■ Problem to work on
Give a count of the lines below that have the string "structured" in them, with no other words.

begin Extracted records

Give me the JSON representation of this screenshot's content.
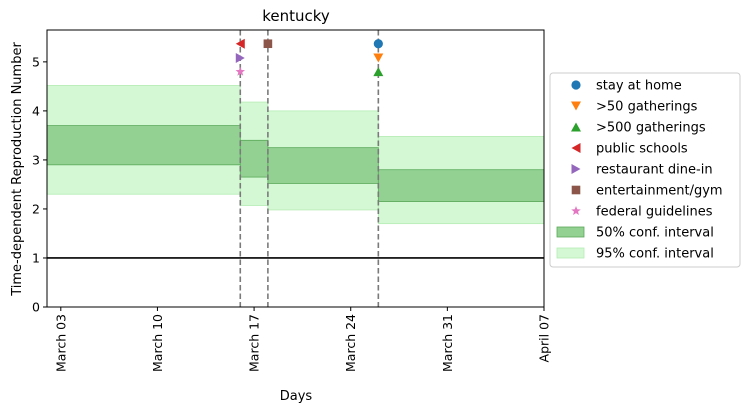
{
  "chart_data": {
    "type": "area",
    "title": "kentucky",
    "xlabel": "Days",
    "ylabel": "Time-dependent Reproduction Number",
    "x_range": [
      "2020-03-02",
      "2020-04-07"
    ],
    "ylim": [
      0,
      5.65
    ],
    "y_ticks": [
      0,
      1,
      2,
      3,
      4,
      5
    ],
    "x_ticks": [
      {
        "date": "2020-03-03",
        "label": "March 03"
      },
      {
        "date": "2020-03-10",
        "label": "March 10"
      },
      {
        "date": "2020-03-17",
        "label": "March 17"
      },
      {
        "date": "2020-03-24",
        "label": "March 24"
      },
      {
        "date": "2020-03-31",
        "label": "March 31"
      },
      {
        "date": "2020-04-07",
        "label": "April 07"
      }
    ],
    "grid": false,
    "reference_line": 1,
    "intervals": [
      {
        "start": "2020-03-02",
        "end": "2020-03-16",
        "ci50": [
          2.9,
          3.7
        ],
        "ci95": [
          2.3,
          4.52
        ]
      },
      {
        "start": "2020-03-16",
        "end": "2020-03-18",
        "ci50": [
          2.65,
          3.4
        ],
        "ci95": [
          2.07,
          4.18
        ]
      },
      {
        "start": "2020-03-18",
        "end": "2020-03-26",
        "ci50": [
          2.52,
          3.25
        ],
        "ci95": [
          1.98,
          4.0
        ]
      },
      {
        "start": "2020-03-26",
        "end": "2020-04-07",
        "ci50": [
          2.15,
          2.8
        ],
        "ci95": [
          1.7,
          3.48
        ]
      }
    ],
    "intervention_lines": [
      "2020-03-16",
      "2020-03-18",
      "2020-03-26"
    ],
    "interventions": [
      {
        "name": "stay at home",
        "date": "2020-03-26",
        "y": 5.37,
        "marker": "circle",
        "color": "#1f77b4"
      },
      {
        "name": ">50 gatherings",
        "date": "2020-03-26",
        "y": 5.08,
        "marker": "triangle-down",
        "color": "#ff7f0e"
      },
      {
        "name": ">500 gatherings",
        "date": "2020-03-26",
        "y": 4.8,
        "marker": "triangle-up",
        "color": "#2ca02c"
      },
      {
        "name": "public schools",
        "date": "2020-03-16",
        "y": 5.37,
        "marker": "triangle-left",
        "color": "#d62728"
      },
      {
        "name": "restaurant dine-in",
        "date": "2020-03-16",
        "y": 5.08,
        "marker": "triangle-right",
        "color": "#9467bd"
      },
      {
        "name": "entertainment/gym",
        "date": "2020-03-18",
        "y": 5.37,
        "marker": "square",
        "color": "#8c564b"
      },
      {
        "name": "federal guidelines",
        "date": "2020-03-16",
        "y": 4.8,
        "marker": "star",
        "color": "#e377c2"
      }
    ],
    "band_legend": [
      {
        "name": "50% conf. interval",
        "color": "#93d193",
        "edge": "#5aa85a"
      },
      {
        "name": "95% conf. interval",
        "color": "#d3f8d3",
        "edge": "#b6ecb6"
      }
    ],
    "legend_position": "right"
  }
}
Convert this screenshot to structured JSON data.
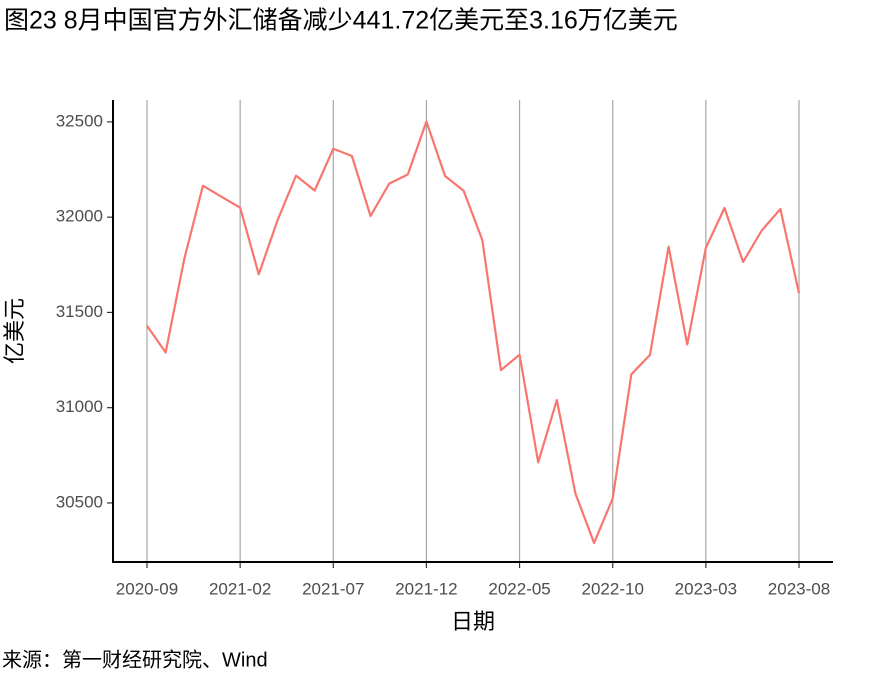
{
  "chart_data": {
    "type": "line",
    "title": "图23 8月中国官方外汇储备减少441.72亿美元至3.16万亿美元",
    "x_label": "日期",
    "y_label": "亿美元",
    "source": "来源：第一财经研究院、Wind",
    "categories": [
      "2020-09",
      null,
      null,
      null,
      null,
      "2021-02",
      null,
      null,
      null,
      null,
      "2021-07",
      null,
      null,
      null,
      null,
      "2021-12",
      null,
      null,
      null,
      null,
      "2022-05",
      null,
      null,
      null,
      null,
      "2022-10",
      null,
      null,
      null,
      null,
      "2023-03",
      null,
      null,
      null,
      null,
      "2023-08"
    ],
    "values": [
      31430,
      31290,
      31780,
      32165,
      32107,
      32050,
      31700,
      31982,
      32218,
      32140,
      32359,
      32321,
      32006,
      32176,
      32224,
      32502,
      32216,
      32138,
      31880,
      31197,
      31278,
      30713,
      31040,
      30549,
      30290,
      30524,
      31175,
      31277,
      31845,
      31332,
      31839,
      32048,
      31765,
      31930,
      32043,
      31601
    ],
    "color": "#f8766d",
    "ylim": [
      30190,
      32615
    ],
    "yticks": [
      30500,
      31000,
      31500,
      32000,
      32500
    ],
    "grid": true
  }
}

end Extracted records
begin Extracted records

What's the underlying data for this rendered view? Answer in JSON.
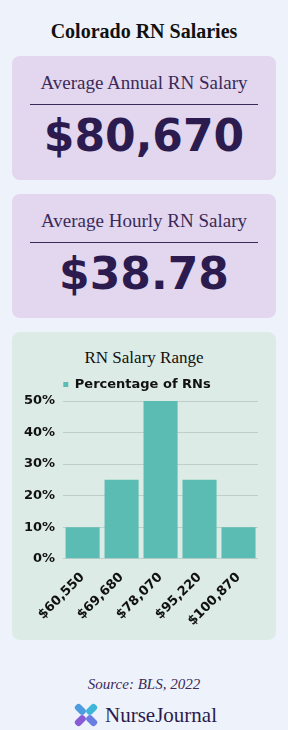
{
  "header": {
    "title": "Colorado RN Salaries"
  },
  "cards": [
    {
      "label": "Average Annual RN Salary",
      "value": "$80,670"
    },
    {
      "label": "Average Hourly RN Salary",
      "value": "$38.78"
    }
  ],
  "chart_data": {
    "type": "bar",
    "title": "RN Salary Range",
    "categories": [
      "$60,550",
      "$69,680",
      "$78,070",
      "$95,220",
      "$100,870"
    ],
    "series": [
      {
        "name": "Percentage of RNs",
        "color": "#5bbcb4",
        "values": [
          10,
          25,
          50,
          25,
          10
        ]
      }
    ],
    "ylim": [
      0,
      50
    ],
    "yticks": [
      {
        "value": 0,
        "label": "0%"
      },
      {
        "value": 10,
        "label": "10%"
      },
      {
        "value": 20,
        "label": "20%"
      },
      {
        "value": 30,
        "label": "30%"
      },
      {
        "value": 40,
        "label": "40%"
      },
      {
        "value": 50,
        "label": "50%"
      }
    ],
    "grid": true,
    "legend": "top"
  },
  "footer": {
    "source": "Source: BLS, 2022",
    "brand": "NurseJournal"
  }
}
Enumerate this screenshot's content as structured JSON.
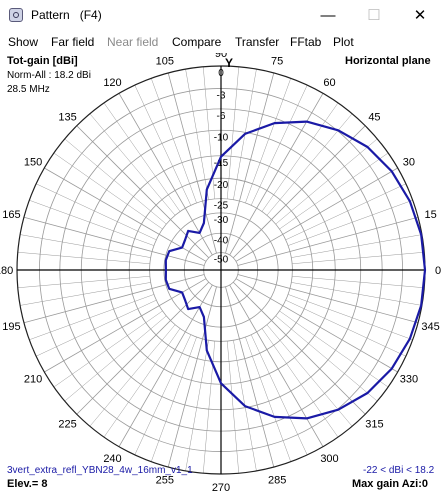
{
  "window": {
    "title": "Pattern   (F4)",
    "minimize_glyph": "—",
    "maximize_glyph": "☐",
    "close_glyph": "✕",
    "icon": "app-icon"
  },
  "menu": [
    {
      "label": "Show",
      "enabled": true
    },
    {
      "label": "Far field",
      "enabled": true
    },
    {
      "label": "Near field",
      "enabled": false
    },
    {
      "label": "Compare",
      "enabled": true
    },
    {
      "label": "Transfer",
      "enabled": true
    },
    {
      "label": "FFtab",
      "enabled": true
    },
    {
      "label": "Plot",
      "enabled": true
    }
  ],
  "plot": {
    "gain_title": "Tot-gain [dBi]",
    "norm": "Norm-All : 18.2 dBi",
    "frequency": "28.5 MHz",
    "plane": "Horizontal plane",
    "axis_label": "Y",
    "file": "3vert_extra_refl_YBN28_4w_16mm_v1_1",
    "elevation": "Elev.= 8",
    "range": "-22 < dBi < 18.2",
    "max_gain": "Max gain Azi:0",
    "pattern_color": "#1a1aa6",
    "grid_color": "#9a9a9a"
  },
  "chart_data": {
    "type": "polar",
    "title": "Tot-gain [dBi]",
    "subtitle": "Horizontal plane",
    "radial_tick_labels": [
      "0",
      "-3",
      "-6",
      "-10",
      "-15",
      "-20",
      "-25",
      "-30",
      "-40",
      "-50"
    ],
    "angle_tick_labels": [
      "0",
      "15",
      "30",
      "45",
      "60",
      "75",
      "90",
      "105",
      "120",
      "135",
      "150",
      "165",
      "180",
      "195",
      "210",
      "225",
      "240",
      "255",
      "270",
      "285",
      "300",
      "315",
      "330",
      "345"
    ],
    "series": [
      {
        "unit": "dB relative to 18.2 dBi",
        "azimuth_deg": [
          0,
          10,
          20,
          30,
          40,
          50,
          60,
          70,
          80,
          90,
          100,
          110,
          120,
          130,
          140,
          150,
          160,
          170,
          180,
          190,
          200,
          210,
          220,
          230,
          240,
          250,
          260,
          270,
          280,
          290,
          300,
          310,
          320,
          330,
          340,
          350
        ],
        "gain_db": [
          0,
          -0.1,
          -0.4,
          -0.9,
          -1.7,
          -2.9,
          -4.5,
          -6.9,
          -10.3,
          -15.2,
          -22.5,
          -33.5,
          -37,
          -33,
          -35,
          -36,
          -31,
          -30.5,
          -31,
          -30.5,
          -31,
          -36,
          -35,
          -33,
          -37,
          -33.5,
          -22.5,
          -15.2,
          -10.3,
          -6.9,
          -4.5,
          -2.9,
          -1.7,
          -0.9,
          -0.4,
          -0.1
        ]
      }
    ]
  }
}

end Extracted records

■ Correct response
2